— TASK TO COMPLETE —
Transcribe the records below in full; pictures stay out of the copy.

##############################

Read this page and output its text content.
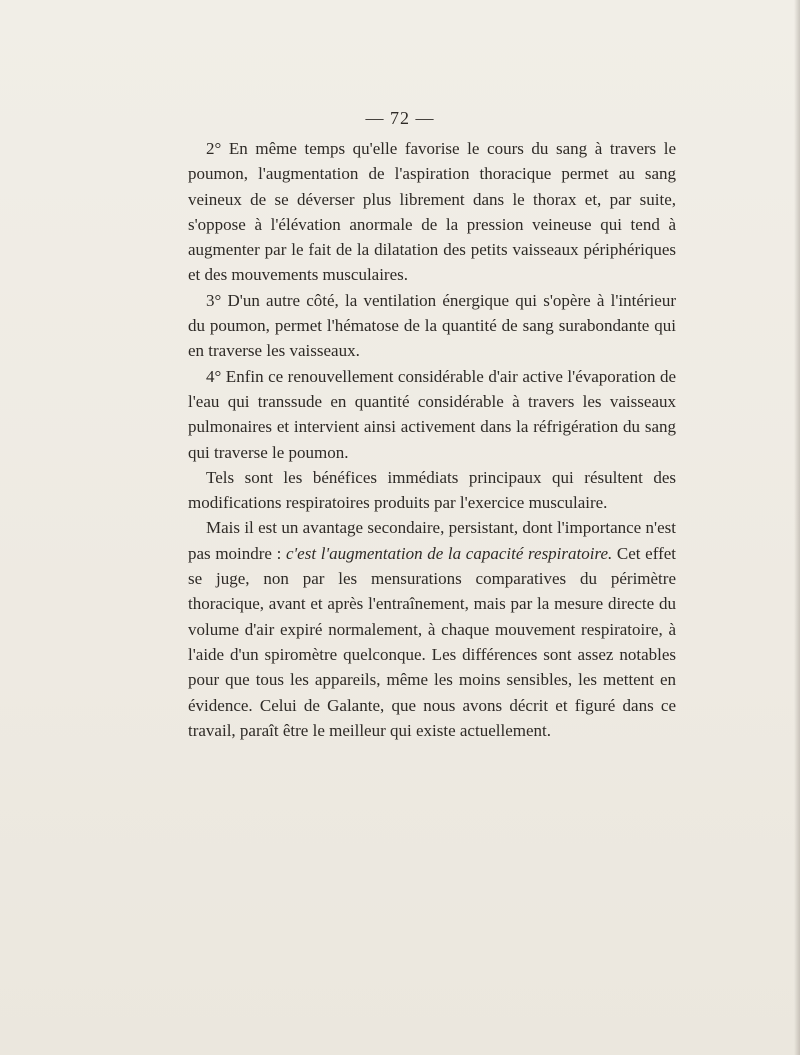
— 72 —

2° En même temps qu'elle favorise le cours du sang à travers le poumon, l'augmentation de l'aspiration thoracique permet au sang veineux de se déverser plus librement dans le thorax et, par suite, s'oppose à l'élévation anormale de la pression veineuse qui tend à augmenter par le fait de la dilatation des petits vaisseaux périphériques et des mouvements musculaires.

3° D'un autre côté, la ventilation énergique qui s'opère à l'intérieur du poumon, permet l'hématose de la quantité de sang surabondante qui en traverse les vaisseaux.

4° Enfin ce renouvellement considérable d'air active l'évaporation de l'eau qui transsude en quantité considérable à travers les vaisseaux pulmonaires et intervient ainsi activement dans la réfrigération du sang qui traverse le poumon.

Tels sont les bénéfices immédiats principaux qui résultent des modifications respiratoires produits par l'exercice musculaire.

Mais il est un avantage secondaire, persistant, dont l'importance n'est pas moindre : c'est l'augmentation de la capacité respiratoire. Cet effet se juge, non par les mensurations comparatives du périmètre thoracique, avant et après l'entraînement, mais par la mesure directe du volume d'air expiré normalement, à chaque mouvement respiratoire, à l'aide d'un spiromètre quelconque. Les différences sont assez notables pour que tous les appareils, même les moins sensibles, les mettent en évidence. Celui de Galante, que nous avons décrit et figuré dans ce travail, paraît être le meilleur qui existe actuellement.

##############################

— ANSWER FOR THIS EXERCISE —
Read this page and output its text content.
— 72 —

2° En même temps qu'elle favorise le cours du sang à travers le poumon, l'augmentation de l'aspiration thoracique permet au sang veineux de se déverser plus librement dans le thorax et, par suite, s'oppose à l'élévation anormale de la pression veineuse qui tend à augmenter par le fait de la dilatation des petits vaisseaux périphériques et des mouvements musculaires.

3° D'un autre côté, la ventilation énergique qui s'opère à l'intérieur du poumon, permet l'hématose de la quantité de sang surabondante qui en traverse les vaisseaux.

4° Enfin ce renouvellement considérable d'air active l'évaporation de l'eau qui transsude en quantité considérable à travers les vaisseaux pulmonaires et intervient ainsi activement dans la réfrigération du sang qui traverse le poumon.

Tels sont les bénéfices immédiats principaux qui résultent des modifications respiratoires produits par l'exercice musculaire.

Mais il est un avantage secondaire, persistant, dont l'importance n'est pas moindre : c'est l'augmentation de la capacité respiratoire. Cet effet se juge, non par les mensurations comparatives du périmètre thoracique, avant et après l'entraînement, mais par la mesure directe du volume d'air expiré normalement, à chaque mouvement respiratoire, à l'aide d'un spiromètre quelconque. Les différences sont assez notables pour que tous les appareils, même les moins sensibles, les mettent en évidence. Celui de Galante, que nous avons décrit et figuré dans ce travail, paraît être le meilleur qui existe actuellement.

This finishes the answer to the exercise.